> _THE RECORDS_:
◆ ◆ ◆ ◆

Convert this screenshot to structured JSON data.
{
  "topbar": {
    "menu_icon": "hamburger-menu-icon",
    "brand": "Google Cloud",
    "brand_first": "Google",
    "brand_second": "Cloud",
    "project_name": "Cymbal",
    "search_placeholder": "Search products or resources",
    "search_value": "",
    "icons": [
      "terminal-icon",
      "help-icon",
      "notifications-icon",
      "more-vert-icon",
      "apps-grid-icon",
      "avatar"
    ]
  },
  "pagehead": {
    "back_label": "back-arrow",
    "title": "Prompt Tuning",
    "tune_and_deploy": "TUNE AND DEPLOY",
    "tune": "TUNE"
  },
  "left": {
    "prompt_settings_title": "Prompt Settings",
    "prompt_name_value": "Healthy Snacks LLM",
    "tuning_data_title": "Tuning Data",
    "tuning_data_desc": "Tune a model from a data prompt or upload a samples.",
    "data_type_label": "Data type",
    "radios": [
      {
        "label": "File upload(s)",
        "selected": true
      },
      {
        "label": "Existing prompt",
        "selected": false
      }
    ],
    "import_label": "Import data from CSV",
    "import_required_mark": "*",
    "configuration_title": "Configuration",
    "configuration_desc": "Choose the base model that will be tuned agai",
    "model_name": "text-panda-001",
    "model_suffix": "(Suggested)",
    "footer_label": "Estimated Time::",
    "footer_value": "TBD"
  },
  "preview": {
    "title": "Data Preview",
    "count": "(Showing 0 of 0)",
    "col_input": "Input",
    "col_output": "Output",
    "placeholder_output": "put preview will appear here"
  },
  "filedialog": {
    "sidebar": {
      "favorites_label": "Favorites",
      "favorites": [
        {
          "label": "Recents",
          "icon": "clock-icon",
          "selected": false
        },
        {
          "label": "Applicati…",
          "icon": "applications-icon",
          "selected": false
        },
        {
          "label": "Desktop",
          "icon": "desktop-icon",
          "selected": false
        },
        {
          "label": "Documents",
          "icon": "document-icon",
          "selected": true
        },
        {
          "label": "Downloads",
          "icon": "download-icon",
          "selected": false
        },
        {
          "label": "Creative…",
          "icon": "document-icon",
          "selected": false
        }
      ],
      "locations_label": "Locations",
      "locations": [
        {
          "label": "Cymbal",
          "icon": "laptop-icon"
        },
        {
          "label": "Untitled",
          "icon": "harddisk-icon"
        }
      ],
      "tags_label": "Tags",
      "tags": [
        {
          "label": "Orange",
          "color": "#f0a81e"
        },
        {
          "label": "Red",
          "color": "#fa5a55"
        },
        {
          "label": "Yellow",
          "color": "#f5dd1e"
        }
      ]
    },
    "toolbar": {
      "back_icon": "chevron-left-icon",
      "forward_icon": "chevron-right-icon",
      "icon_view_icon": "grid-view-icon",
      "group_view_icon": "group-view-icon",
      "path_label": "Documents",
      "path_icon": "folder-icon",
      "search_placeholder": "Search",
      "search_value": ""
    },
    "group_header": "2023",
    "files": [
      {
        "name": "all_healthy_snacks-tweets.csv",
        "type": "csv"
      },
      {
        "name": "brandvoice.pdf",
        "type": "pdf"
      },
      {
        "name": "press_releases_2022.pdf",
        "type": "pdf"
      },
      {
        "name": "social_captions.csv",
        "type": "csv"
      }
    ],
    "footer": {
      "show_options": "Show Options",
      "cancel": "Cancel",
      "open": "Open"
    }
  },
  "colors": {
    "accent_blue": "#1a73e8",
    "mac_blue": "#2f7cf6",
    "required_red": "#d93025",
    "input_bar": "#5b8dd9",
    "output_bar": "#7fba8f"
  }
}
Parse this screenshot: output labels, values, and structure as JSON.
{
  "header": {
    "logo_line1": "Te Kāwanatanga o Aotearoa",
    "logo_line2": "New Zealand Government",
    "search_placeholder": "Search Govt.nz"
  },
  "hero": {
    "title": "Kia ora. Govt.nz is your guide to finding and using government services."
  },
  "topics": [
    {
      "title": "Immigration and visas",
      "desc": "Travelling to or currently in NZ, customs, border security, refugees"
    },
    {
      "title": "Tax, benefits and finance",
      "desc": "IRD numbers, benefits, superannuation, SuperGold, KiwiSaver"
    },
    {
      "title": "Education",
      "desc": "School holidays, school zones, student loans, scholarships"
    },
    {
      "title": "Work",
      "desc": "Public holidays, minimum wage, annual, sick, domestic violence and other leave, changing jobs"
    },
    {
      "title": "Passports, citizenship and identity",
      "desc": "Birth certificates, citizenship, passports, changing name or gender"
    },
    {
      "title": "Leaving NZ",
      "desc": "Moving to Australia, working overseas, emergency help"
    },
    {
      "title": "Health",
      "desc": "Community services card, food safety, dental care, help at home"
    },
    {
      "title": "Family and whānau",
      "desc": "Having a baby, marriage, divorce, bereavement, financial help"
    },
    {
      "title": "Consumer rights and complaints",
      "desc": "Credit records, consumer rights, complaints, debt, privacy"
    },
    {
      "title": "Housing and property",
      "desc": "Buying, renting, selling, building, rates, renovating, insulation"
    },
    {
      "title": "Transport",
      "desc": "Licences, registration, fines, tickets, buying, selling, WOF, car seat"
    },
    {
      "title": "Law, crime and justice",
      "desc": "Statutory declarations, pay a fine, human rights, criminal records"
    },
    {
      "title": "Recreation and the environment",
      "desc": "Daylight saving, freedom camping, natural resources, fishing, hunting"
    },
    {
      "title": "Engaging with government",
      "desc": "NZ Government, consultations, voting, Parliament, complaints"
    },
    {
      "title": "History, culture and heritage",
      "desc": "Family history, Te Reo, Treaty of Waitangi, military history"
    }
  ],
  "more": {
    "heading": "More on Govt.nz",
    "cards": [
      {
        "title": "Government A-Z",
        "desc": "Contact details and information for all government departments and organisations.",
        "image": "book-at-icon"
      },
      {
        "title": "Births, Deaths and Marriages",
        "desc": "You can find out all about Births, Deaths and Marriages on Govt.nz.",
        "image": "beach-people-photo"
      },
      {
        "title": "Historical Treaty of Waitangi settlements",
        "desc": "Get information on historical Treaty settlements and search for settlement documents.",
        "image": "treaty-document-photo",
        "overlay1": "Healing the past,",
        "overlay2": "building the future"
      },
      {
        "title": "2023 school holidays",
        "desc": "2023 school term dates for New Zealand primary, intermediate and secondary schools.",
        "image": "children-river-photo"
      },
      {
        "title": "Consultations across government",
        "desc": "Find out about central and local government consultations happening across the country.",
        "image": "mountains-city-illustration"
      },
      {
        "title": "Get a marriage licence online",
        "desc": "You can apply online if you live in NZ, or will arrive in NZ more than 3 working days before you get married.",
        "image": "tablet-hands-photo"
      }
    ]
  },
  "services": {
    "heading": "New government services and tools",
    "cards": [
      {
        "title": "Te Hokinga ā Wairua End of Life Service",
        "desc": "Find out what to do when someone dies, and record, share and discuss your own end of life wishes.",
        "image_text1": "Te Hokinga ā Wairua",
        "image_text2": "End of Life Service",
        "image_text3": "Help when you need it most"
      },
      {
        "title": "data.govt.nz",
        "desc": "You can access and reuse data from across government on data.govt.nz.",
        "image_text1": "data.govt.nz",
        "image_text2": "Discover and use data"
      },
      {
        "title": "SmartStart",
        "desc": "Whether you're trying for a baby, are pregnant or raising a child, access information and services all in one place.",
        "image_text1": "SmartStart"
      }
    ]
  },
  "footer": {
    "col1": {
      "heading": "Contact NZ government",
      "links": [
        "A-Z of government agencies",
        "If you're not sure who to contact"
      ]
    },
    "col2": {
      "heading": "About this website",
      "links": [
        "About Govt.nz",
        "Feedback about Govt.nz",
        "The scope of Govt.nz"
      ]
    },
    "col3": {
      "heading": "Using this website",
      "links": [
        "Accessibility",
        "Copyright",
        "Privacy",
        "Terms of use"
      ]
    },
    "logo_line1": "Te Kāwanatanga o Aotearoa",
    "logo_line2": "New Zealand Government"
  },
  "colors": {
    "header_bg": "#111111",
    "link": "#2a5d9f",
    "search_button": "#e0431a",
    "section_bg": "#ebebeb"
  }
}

◆ ◆ ◆ ◆

> _WRITTEN TASK_:
Show every line from the entries above in which the word "selling" appears.

> _CORRECT RESPONSE_:
      "desc": "Buying, renting, selling, building, rates, renovating, insulation"
      "desc": "Licences, registration, fines, tickets, buying, selling, WOF, car seat"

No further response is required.